Records from a collection:
——

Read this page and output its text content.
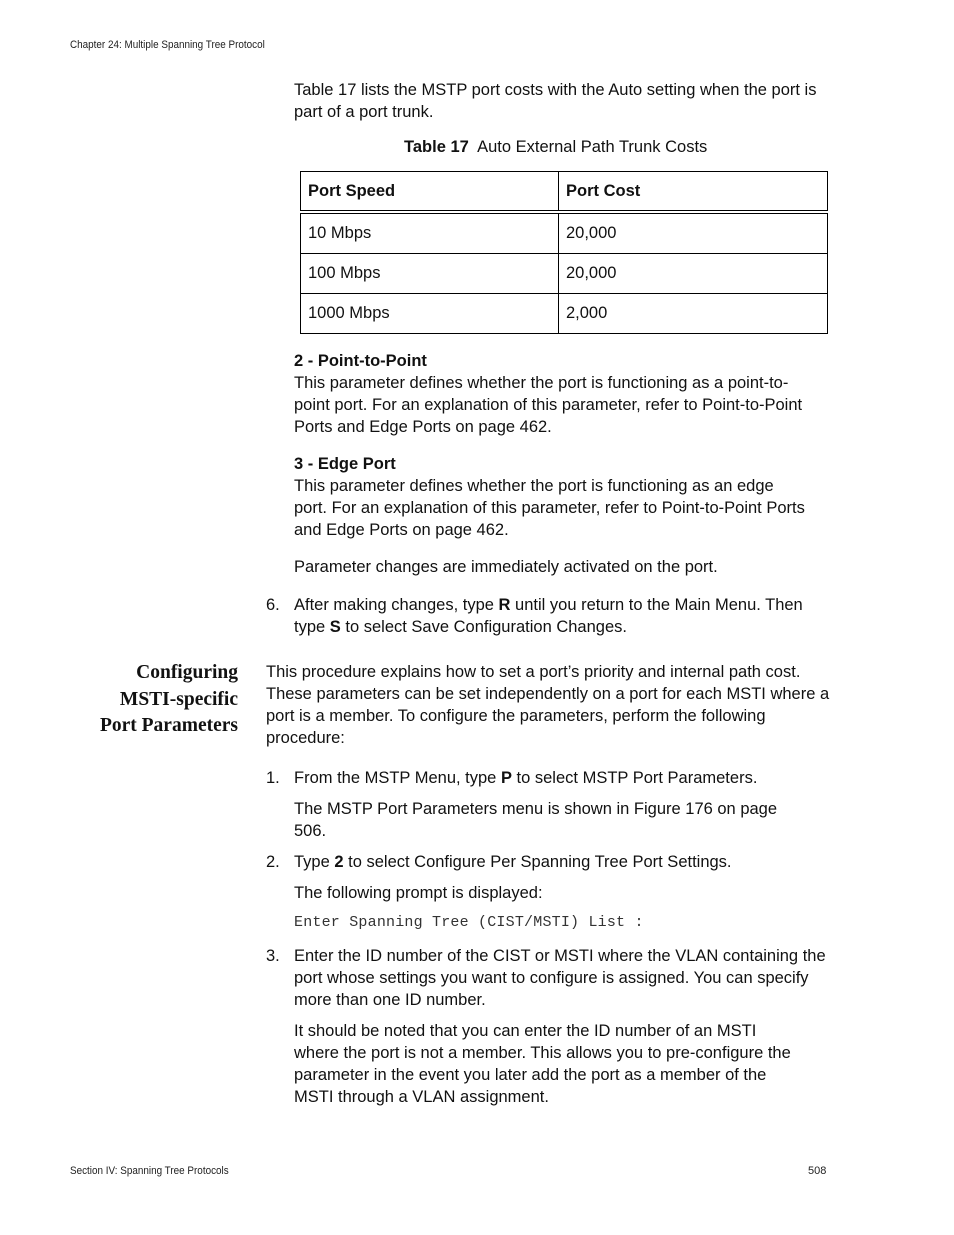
Chapter 24: Multiple Spanning Tree Protocol
Table 17 lists the MSTP port costs with the Auto setting when the port is part of a port trunk.
Table 17 Auto External Path Trunk Costs
Port Speed	Port Cost
10 Mbps	20,000
100 Mbps	20,000
1000 Mbps	2,000
2 - Point-to-Point
This parameter defines whether the port is functioning as a point-to-point port. For an explanation of this parameter, refer to Point-to-Point Ports and Edge Ports on page 462.
3 - Edge Port
This parameter defines whether the port is functioning as an edge port. For an explanation of this parameter, refer to Point-to-Point Ports and Edge Ports on page 462.
Parameter changes are immediately activated on the port.
6. After making changes, type R until you return to the Main Menu. Then type S to select Save Configuration Changes.
Configuring
MSTI-specific
Port Parameters
This procedure explains how to set a port’s priority and internal path cost. These parameters can be set independently on a port for each MSTI where a port is a member. To configure the parameters, perform the following procedure:
1. From the MSTP Menu, type P to select MSTP Port Parameters.
The MSTP Port Parameters menu is shown in Figure 176 on page 506.
2. Type 2 to select Configure Per Spanning Tree Port Settings.
The following prompt is displayed:
Enter Spanning Tree (CIST/MSTI) List :
3. Enter the ID number of the CIST or MSTI where the VLAN containing the port whose settings you want to configure is assigned. You can specify more than one ID number.
It should be noted that you can enter the ID number of an MSTI where the port is not a member. This allows you to pre-configure the parameter in the event you later add the port as a member of the MSTI through a VLAN assignment.
Section IV: Spanning Tree Protocols	508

——

Problem details: Extract every line containing the string "number" from the data above.

Written solution:
3. Enter the ID number of the CIST or MSTI where the VLAN containing the port whose settings you want to configure is assigned. You can specify more than one ID number.
It should be noted that you can enter the ID number of an MSTI where the port is not a member. This allows you to pre-configure the parameter in the event you later add the port as a member of the MSTI through a VLAN assignment.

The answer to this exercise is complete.